EXERCISE PROMPT: Gather every line that includes the word "населению", please.

DATA FOR THE TASK:
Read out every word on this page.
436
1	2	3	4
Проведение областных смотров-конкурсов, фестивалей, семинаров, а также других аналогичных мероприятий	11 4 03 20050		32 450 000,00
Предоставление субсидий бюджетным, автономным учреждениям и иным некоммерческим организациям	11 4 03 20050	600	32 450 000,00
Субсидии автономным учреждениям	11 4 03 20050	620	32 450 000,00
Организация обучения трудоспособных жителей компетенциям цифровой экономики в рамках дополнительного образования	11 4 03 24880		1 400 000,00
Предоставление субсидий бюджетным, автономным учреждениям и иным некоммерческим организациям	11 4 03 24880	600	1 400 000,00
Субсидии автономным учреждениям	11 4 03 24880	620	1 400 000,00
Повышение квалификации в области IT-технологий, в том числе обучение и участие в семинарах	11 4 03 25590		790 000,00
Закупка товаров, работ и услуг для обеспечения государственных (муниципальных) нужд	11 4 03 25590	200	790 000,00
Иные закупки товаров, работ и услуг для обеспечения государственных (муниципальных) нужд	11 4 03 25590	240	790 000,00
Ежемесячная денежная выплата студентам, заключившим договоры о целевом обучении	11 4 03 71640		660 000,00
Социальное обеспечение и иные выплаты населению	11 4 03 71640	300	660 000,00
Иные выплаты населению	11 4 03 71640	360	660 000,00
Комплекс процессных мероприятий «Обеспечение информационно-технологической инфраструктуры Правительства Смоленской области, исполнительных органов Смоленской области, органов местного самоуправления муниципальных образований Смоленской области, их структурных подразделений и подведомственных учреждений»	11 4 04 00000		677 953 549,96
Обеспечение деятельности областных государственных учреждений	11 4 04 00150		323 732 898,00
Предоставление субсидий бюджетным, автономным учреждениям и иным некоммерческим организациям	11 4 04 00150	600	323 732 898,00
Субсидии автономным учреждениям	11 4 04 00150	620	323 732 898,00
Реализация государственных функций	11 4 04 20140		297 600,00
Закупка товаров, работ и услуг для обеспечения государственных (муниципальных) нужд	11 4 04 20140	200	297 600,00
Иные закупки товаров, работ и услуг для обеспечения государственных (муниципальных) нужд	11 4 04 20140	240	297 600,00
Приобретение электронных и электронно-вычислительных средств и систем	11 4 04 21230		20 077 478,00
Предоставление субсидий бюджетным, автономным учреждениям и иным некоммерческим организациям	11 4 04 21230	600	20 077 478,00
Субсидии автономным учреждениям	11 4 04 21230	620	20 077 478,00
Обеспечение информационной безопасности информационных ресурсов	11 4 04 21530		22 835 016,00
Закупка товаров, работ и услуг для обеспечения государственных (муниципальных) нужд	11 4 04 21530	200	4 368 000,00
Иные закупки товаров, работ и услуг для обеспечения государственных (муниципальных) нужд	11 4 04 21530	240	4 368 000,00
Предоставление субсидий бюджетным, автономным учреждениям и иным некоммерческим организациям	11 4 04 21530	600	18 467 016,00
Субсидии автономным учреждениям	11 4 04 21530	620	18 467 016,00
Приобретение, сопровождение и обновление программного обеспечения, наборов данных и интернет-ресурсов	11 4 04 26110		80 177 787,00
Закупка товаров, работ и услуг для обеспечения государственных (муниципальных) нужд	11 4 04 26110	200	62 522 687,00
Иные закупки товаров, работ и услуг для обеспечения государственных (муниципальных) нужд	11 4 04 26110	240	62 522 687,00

TASK ANSWER:
Социальное обеспечение и иные выплаты населению	11 4 03 71640	300	660 000,00
Иные выплаты населению	11 4 03 71640	360	660 000,00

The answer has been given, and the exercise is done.